Chart and figure data
— Start —
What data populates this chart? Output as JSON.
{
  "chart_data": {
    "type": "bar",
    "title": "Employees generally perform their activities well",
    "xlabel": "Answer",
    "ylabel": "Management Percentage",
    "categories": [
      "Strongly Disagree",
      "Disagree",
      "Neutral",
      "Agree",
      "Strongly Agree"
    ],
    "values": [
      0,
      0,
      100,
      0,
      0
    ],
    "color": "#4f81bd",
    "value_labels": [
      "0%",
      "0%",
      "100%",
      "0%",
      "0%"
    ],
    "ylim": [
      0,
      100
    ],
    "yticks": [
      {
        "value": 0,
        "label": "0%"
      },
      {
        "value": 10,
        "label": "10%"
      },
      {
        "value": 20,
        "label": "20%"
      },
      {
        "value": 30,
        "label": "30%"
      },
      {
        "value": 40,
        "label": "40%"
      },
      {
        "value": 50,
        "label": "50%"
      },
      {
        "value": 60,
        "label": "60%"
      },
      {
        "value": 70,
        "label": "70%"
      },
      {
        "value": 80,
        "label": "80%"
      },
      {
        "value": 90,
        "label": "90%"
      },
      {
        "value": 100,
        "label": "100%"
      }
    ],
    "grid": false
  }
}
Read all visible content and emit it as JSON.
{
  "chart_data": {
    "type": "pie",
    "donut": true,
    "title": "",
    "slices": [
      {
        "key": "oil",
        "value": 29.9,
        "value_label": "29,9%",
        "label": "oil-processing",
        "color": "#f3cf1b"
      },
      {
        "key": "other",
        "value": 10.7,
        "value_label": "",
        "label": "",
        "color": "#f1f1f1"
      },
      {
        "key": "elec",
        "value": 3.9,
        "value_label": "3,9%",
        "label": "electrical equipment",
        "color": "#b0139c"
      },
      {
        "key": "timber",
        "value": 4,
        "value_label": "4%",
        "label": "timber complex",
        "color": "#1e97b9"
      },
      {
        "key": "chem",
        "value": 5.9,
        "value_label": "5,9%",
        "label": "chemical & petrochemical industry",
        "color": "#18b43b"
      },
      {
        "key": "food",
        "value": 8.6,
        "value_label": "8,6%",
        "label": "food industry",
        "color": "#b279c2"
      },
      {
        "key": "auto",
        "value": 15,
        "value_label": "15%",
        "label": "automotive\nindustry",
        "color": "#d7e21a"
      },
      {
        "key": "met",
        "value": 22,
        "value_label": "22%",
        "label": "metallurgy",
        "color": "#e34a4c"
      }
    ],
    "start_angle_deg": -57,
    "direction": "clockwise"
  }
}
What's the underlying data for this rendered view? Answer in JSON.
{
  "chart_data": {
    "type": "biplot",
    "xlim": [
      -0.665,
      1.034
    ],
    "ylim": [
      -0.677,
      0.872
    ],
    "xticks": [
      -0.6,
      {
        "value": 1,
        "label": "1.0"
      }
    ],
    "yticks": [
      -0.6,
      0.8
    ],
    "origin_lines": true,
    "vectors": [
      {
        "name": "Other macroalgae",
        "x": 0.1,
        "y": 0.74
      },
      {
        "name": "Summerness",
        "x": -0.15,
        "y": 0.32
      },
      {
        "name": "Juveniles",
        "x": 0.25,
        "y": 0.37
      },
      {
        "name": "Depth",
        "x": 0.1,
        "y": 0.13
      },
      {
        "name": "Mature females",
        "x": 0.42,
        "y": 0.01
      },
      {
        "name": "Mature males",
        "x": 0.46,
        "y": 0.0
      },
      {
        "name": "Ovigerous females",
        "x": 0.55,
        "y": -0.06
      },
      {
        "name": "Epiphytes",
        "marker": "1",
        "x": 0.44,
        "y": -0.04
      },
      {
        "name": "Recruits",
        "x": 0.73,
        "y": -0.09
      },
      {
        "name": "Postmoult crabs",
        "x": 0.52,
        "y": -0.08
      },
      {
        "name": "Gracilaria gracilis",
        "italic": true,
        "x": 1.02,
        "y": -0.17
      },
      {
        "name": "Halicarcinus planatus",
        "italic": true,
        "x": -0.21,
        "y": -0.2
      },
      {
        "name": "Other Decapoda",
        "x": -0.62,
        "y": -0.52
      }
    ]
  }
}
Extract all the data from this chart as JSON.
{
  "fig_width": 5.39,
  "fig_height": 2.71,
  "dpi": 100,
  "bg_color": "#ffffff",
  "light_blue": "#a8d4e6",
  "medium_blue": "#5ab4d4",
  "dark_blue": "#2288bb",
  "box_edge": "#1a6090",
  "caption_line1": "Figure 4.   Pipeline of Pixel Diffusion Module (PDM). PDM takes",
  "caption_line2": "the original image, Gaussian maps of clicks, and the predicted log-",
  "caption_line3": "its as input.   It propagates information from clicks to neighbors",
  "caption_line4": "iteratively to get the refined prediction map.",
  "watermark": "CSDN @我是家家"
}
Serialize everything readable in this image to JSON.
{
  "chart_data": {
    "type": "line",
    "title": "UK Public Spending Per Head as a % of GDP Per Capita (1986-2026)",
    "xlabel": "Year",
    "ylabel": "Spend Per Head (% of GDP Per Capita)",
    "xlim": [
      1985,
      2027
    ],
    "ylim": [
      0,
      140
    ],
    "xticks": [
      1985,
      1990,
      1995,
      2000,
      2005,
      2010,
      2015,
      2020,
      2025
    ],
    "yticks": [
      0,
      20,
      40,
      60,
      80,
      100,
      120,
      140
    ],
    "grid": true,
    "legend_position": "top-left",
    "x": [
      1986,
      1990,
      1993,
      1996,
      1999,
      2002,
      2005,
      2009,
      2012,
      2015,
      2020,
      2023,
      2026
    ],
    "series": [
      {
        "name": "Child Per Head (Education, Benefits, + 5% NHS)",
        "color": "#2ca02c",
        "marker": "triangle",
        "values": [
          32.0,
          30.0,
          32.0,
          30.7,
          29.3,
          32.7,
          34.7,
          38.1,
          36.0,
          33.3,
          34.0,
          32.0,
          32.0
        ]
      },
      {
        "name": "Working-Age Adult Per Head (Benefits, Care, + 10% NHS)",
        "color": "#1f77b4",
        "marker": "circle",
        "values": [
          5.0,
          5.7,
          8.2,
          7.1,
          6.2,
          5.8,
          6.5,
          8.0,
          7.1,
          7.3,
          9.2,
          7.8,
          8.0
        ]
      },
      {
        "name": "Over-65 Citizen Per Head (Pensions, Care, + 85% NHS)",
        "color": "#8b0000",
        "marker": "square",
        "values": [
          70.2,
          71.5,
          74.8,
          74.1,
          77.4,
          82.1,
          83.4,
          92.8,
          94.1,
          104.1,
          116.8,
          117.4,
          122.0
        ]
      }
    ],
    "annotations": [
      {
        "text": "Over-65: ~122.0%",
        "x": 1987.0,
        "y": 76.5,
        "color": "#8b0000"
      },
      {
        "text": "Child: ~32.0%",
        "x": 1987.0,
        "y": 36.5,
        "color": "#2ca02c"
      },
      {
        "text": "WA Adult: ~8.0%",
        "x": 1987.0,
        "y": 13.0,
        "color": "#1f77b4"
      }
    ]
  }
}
— End —
* What is asked
Nothing should be changed: write out all of the data as is.

* Solution to this exercise
What data populates this chart? Output as JSON.
{
  "chart_data": {
    "type": "bar",
    "title": "Employees generally perform their activities well",
    "xlabel": "Answer",
    "ylabel": "Management Percentage",
    "categories": [
      "Strongly Disagree",
      "Disagree",
      "Neutral",
      "Agree",
      "Strongly Agree"
    ],
    "values": [
      0,
      0,
      100,
      0,
      0
    ],
    "color": "#4f81bd",
    "value_labels": [
      "0%",
      "0%",
      "100%",
      "0%",
      "0%"
    ],
    "ylim": [
      0,
      100
    ],
    "yticks": [
      {
        "value": 0,
        "label": "0%"
      },
      {
        "value": 10,
        "label": "10%"
      },
      {
        "value": 20,
        "label": "20%"
      },
      {
        "value": 30,
        "label": "30%"
      },
      {
        "value": 40,
        "label": "40%"
      },
      {
        "value": 50,
        "label": "50%"
      },
      {
        "value": 60,
        "label": "60%"
      },
      {
        "value": 70,
        "label": "70%"
      },
      {
        "value": 80,
        "label": "80%"
      },
      {
        "value": 90,
        "label": "90%"
      },
      {
        "value": 100,
        "label": "100%"
      }
    ],
    "grid": false
  }
}
Read all visible content and emit it as JSON.
{
  "chart_data": {
    "type": "pie",
    "donut": true,
    "title": "",
    "slices": [
      {
        "key": "oil",
        "value": 29.9,
        "value_label": "29,9%",
        "label": "oil-processing",
        "color": "#f3cf1b"
      },
      {
        "key": "other",
        "value": 10.7,
        "value_label": "",
        "label": "",
        "color": "#f1f1f1"
      },
      {
        "key": "elec",
        "value": 3.9,
        "value_label": "3,9%",
        "label": "electrical equipment",
        "color": "#b0139c"
      },
      {
        "key": "timber",
        "value": 4,
        "value_label": "4%",
        "label": "timber complex",
        "color": "#1e97b9"
      },
      {
        "key": "chem",
        "value": 5.9,
        "value_label": "5,9%",
        "label": "chemical & petrochemical industry",
        "color": "#18b43b"
      },
      {
        "key": "food",
        "value": 8.6,
        "value_label": "8,6%",
        "label": "food industry",
        "color": "#b279c2"
      },
      {
        "key": "auto",
        "value": 15,
        "value_label": "15%",
        "label": "automotive\nindustry",
        "color": "#d7e21a"
      },
      {
        "key": "met",
        "value": 22,
        "value_label": "22%",
        "label": "metallurgy",
        "color": "#e34a4c"
      }
    ],
    "start_angle_deg": -57,
    "direction": "clockwise"
  }
}
What's the underlying data for this rendered view? Answer in JSON.
{
  "chart_data": {
    "type": "biplot",
    "xlim": [
      -0.665,
      1.034
    ],
    "ylim": [
      -0.677,
      0.872
    ],
    "xticks": [
      -0.6,
      {
        "value": 1,
        "label": "1.0"
      }
    ],
    "yticks": [
      -0.6,
      0.8
    ],
    "origin_lines": true,
    "vectors": [
      {
        "name": "Other macroalgae",
        "x": 0.1,
        "y": 0.74
      },
      {
        "name": "Summerness",
        "x": -0.15,
        "y": 0.32
      },
      {
        "name": "Juveniles",
        "x": 0.25,
        "y": 0.37
      },
      {
        "name": "Depth",
        "x": 0.1,
        "y": 0.13
      },
      {
        "name": "Mature females",
        "x": 0.42,
        "y": 0.01
      },
      {
        "name": "Mature males",
        "x": 0.46,
        "y": 0.0
      },
      {
        "name": "Ovigerous females",
        "x": 0.55,
        "y": -0.06
      },
      {
        "name": "Epiphytes",
        "marker": "1",
        "x": 0.44,
        "y": -0.04
      },
      {
        "name": "Recruits",
        "x": 0.73,
        "y": -0.09
      },
      {
        "name": "Postmoult crabs",
        "x": 0.52,
        "y": -0.08
      },
      {
        "name": "Gracilaria gracilis",
        "italic": true,
        "x": 1.02,
        "y": -0.17
      },
      {
        "name": "Halicarcinus planatus",
        "italic": true,
        "x": -0.21,
        "y": -0.2
      },
      {
        "name": "Other Decapoda",
        "x": -0.62,
        "y": -0.52
      }
    ]
  }
}
Extract all the data from this chart as JSON.
{
  "fig_width": 5.39,
  "fig_height": 2.71,
  "dpi": 100,
  "bg_color": "#ffffff",
  "light_blue": "#a8d4e6",
  "medium_blue": "#5ab4d4",
  "dark_blue": "#2288bb",
  "box_edge": "#1a6090",
  "caption_line1": "Figure 4.   Pipeline of Pixel Diffusion Module (PDM). PDM takes",
  "caption_line2": "the original image, Gaussian maps of clicks, and the predicted log-",
  "caption_line3": "its as input.   It propagates information from clicks to neighbors",
  "caption_line4": "iteratively to get the refined prediction map.",
  "watermark": "CSDN @我是家家"
}
Serialize everything readable in this image to JSON.
{
  "chart_data": {
    "type": "line",
    "title": "UK Public Spending Per Head as a % of GDP Per Capita (1986-2026)",
    "xlabel": "Year",
    "ylabel": "Spend Per Head (% of GDP Per Capita)",
    "xlim": [
      1985,
      2027
    ],
    "ylim": [
      0,
      140
    ],
    "xticks": [
      1985,
      1990,
      1995,
      2000,
      2005,
      2010,
      2015,
      2020,
      2025
    ],
    "yticks": [
      0,
      20,
      40,
      60,
      80,
      100,
      120,
      140
    ],
    "grid": true,
    "legend_position": "top-left",
    "x": [
      1986,
      1990,
      1993,
      1996,
      1999,
      2002,
      2005,
      2009,
      2012,
      2015,
      2020,
      2023,
      2026
    ],
    "series": [
      {
        "name": "Child Per Head (Education, Benefits, + 5% NHS)",
        "color": "#2ca02c",
        "marker": "triangle",
        "values": [
          32.0,
          30.0,
          32.0,
          30.7,
          29.3,
          32.7,
          34.7,
          38.1,
          36.0,
          33.3,
          34.0,
          32.0,
          32.0
        ]
      },
      {
        "name": "Working-Age Adult Per Head (Benefits, Care, + 10% NHS)",
        "color": "#1f77b4",
        "marker": "circle",
        "values": [
          5.0,
          5.7,
          8.2,
          7.1,
          6.2,
          5.8,
          6.5,
          8.0,
          7.1,
          7.3,
          9.2,
          7.8,
          8.0
        ]
      },
      {
        "name": "Over-65 Citizen Per Head (Pensions, Care, + 85% NHS)",
        "color": "#8b0000",
        "marker": "square",
        "values": [
          70.2,
          71.5,
          74.8,
          74.1,
          77.4,
          82.1,
          83.4,
          92.8,
          94.1,
          104.1,
          116.8,
          117.4,
          122.0
        ]
      }
    ],
    "annotations": [
      {
        "text": "Over-65: ~122.0%",
        "x": 1987.0,
        "y": 76.5,
        "color": "#8b0000"
      },
      {
        "text": "Child: ~32.0%",
        "x": 1987.0,
        "y": 36.5,
        "color": "#2ca02c"
      },
      {
        "text": "WA Adult: ~8.0%",
        "x": 1987.0,
        "y": 13.0,
        "color": "#1f77b4"
      }
    ]
  }
}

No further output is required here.